**Task goal:**
Exclude the pictures, then repeat the remaining data exactly.
————
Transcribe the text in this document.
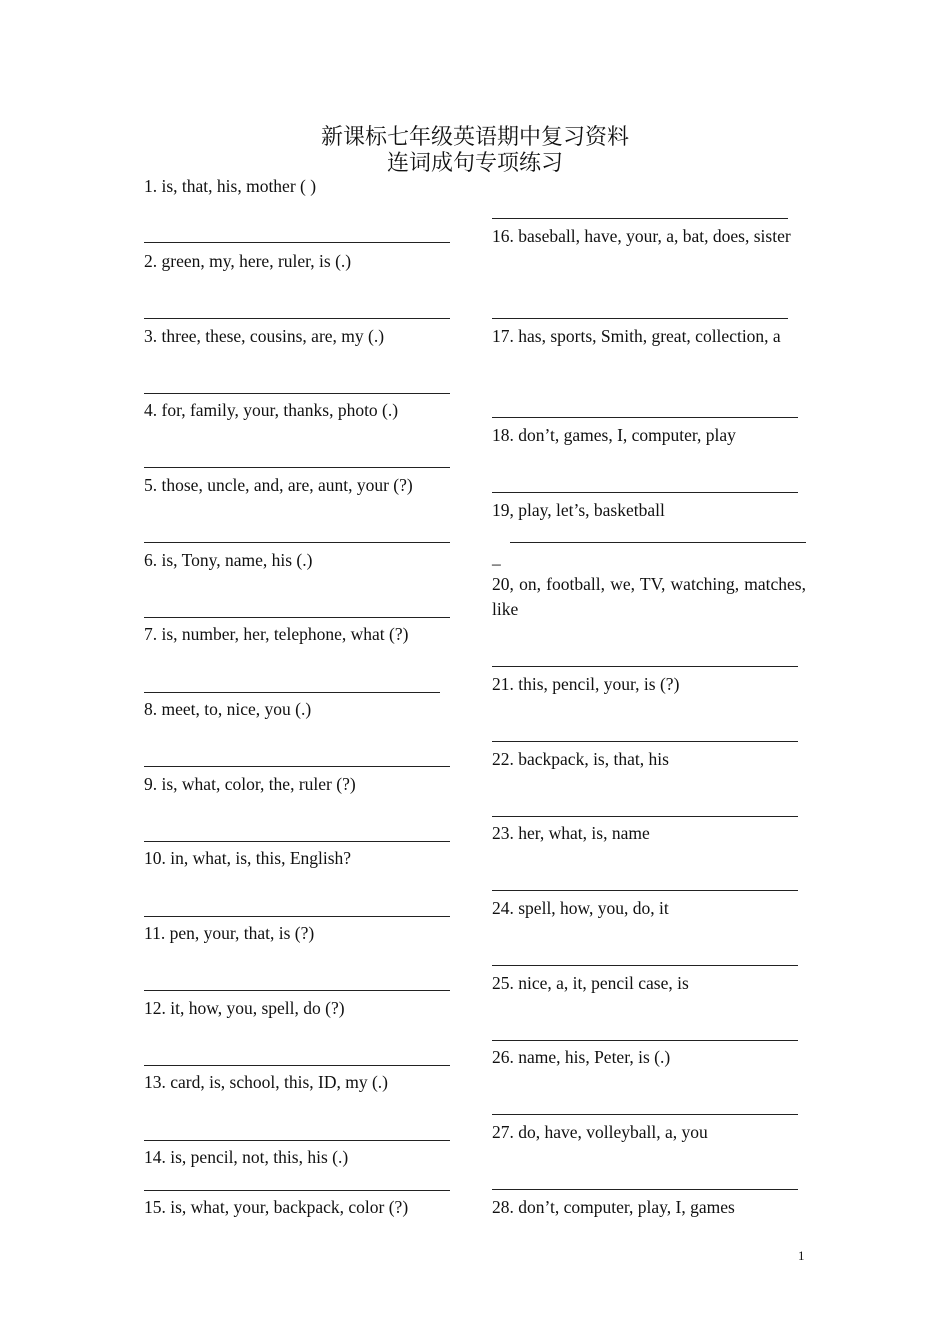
新课标七年级英语期中复习资料
连词成句专项练习
1. is, that, his, mother ( )
2. green, my, here, ruler, is (.)
3. three, these, cousins, are, my (.)
4. for, family, your, thanks, photo (.)
5. those, uncle, and, are, aunt, your (?)
6. is, Tony, name, his (.)
7. is, number, her, telephone, what (?)
8. meet, to, nice, you (.)
9. is, what, color, the, ruler (?)
10. in, what, is, this, English?
11. pen, your, that, is (?)
12. it, how, you, spell, do (?)
13. card, is, school, this, ID, my (.)
14. is, pencil, not, this, his (.)
15. is, what, your, backpack, color (?)
16. baseball, have, your, a, bat, does, sister
17. has, sports, Smith, great, collection, a
18. don’t, games, I, computer, play
19, play, let’s, basketball
_
20, on, football, we, TV, watching, matches, like
21. this, pencil, your, is (?)
22. backpack, is, that, his
23. her, what, is, name
24. spell, how, you, do, it
25. nice, a, it, pencil case, is
26. name, his, Peter, is (.)
27. do, have, volleyball, a, you
28. don’t, computer, play, I, games
1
————
**The response:**
Transcribe the text in this document.
新课标七年级英语期中复习资料
连词成句专项练习
1. is, that, his, mother ( )
2. green, my, here, ruler, is (.)
3. three, these, cousins, are, my (.)
4. for, family, your, thanks, photo (.)
5. those, uncle, and, are, aunt, your (?)
6. is, Tony, name, his (.)
7. is, number, her, telephone, what (?)
8. meet, to, nice, you (.)
9. is, what, color, the, ruler (?)
10. in, what, is, this, English?
11. pen, your, that, is (?)
12. it, how, you, spell, do (?)
13. card, is, school, this, ID, my (.)
14. is, pencil, not, this, his (.)
15. is, what, your, backpack, color (?)
16. baseball, have, your, a, bat, does, sister
17. has, sports, Smith, great, collection, a
18. don’t, games, I, computer, play
19, play, let’s, basketball
_
20, on, football, we, TV, watching, matches, like
21. this, pencil, your, is (?)
22. backpack, is, that, his
23. her, what, is, name
24. spell, how, you, do, it
25. nice, a, it, pencil case, is
26. name, his, Peter, is (.)
27. do, have, volleyball, a, you
28. don’t, computer, play, I, games
1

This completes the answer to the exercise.